# START OF Exercise material

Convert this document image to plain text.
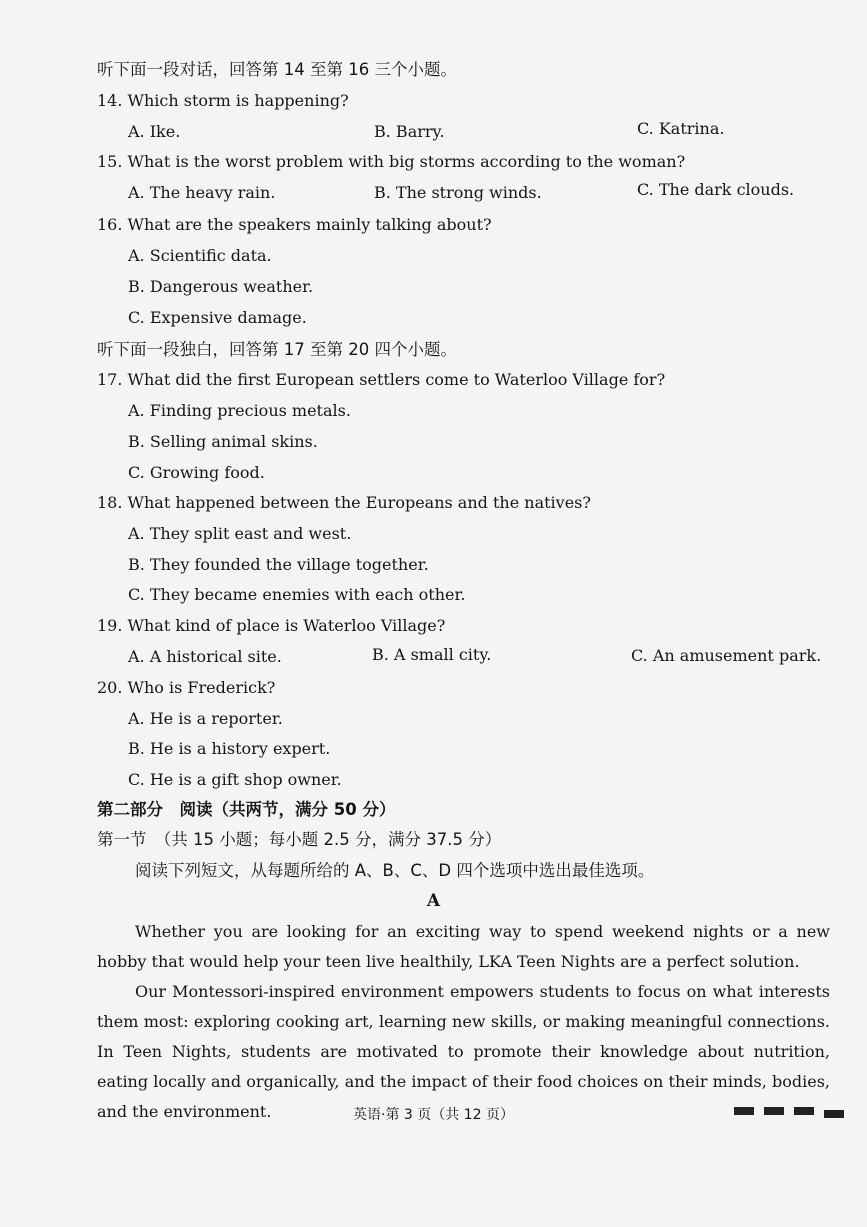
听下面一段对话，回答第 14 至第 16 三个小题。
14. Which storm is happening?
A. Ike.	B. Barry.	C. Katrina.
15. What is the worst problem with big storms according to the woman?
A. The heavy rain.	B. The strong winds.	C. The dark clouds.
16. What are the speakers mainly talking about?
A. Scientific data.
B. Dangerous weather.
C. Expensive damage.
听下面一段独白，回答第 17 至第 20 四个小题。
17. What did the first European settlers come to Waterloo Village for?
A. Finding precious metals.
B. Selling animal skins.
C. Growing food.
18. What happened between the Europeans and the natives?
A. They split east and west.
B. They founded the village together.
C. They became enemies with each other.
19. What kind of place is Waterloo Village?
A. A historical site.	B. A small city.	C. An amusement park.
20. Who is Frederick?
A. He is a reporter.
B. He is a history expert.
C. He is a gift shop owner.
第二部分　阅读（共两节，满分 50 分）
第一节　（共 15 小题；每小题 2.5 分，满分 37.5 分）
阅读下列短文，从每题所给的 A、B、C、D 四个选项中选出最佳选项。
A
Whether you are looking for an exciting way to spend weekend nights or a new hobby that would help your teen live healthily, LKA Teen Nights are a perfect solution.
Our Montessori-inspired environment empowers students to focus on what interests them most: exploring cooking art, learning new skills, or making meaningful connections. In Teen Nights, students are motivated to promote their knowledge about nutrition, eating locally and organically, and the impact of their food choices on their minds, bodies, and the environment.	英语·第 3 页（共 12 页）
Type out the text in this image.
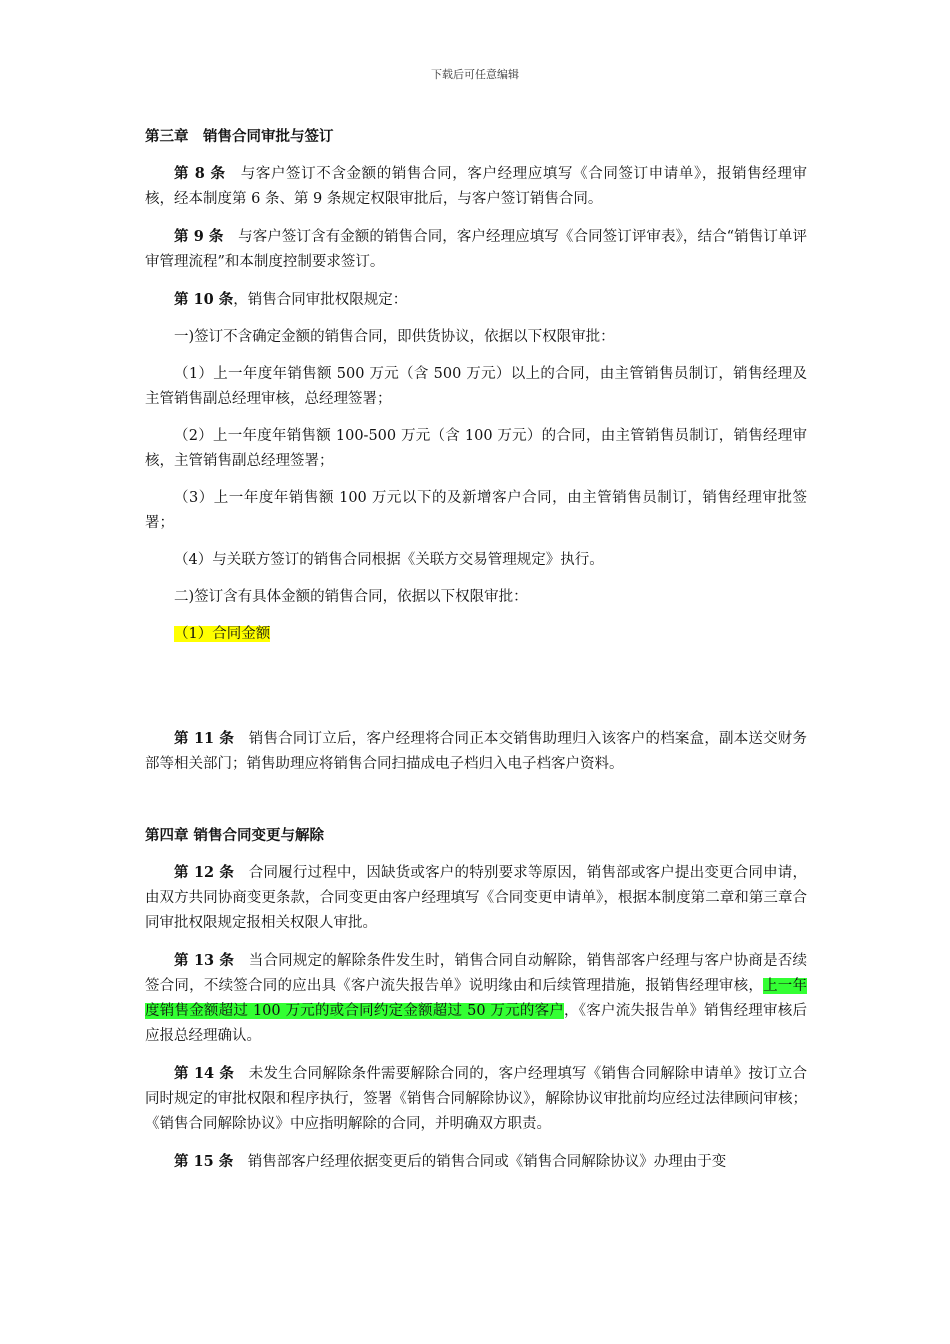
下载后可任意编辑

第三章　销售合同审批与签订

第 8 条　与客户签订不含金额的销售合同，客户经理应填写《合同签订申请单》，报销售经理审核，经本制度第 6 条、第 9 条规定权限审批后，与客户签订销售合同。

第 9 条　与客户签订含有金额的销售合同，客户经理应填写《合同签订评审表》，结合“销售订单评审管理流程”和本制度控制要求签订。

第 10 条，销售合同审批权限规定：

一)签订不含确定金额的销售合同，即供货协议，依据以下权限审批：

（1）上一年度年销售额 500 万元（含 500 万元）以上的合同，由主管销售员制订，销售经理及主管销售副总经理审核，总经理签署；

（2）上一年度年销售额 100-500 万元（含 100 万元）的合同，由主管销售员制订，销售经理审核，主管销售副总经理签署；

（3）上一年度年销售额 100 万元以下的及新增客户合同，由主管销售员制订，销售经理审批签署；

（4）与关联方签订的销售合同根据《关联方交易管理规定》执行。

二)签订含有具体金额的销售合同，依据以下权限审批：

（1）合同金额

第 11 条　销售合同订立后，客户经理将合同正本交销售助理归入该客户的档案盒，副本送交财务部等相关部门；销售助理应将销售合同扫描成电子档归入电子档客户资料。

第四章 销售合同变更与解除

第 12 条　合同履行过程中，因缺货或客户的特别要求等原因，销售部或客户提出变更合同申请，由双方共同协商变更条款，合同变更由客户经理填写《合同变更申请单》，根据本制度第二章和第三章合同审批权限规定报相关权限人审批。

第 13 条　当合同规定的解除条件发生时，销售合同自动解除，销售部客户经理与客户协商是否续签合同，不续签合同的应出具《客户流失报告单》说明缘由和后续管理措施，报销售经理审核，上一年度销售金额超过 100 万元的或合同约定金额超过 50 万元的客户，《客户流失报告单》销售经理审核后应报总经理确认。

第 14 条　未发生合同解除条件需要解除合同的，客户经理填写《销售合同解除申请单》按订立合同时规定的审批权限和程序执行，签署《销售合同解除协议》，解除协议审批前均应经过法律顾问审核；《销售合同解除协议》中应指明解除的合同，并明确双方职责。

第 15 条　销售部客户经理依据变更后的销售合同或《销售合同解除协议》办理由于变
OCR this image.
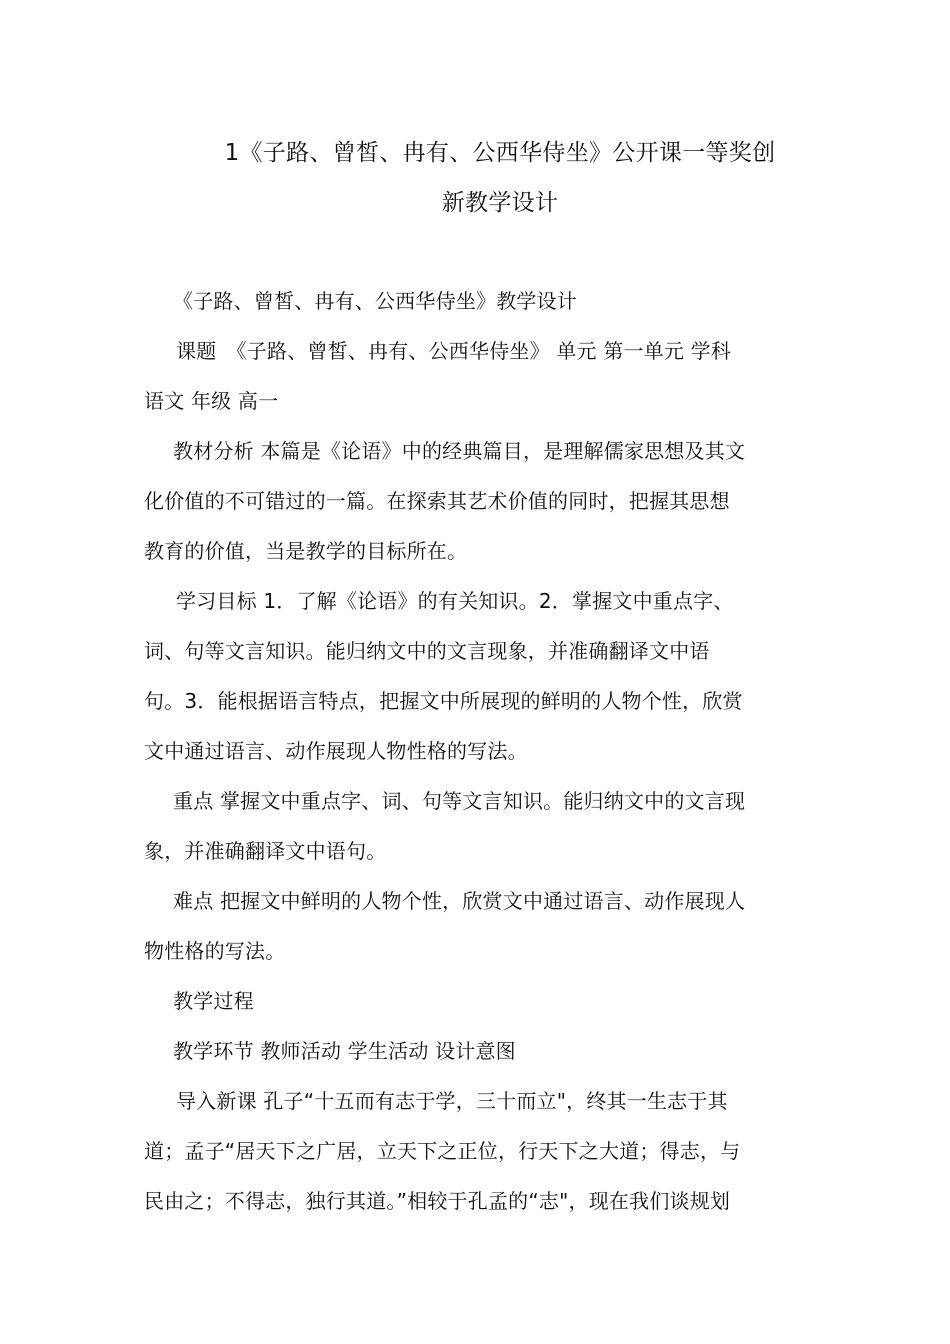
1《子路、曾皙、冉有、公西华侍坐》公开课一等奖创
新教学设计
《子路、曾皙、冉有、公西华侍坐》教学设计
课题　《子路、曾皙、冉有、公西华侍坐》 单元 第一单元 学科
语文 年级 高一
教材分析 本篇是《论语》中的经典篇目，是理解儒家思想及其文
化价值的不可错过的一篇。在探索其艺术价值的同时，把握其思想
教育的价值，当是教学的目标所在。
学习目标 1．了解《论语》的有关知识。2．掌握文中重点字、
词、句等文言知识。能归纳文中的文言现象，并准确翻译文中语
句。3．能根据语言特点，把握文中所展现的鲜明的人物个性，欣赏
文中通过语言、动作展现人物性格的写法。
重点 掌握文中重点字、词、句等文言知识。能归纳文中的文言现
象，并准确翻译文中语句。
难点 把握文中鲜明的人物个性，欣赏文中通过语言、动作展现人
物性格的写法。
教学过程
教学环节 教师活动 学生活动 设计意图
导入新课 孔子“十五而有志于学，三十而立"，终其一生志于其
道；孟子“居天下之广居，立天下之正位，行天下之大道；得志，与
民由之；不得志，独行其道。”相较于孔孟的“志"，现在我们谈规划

# END OF Exercise material

Exercise prompt: From the line containing "OCR this image." through the last line of the material above, write out each line exactly, leaving aside all pictures.

Task solution:
OCR this image.
1《子路、曾皙、冉有、公西华侍坐》公开课一等奖创
新教学设计
《子路、曾皙、冉有、公西华侍坐》教学设计
课题　《子路、曾皙、冉有、公西华侍坐》 单元 第一单元 学科
语文 年级 高一
教材分析 本篇是《论语》中的经典篇目，是理解儒家思想及其文
化价值的不可错过的一篇。在探索其艺术价值的同时，把握其思想
教育的价值，当是教学的目标所在。
学习目标 1．了解《论语》的有关知识。2．掌握文中重点字、
词、句等文言知识。能归纳文中的文言现象，并准确翻译文中语
句。3．能根据语言特点，把握文中所展现的鲜明的人物个性，欣赏
文中通过语言、动作展现人物性格的写法。
重点 掌握文中重点字、词、句等文言知识。能归纳文中的文言现
象，并准确翻译文中语句。
难点 把握文中鲜明的人物个性，欣赏文中通过语言、动作展现人
物性格的写法。
教学过程
教学环节 教师活动 学生活动 设计意图
导入新课 孔子“十五而有志于学，三十而立"，终其一生志于其
道；孟子“居天下之广居，立天下之正位，行天下之大道；得志，与
民由之；不得志，独行其道。”相较于孔孟的“志"，现在我们谈规划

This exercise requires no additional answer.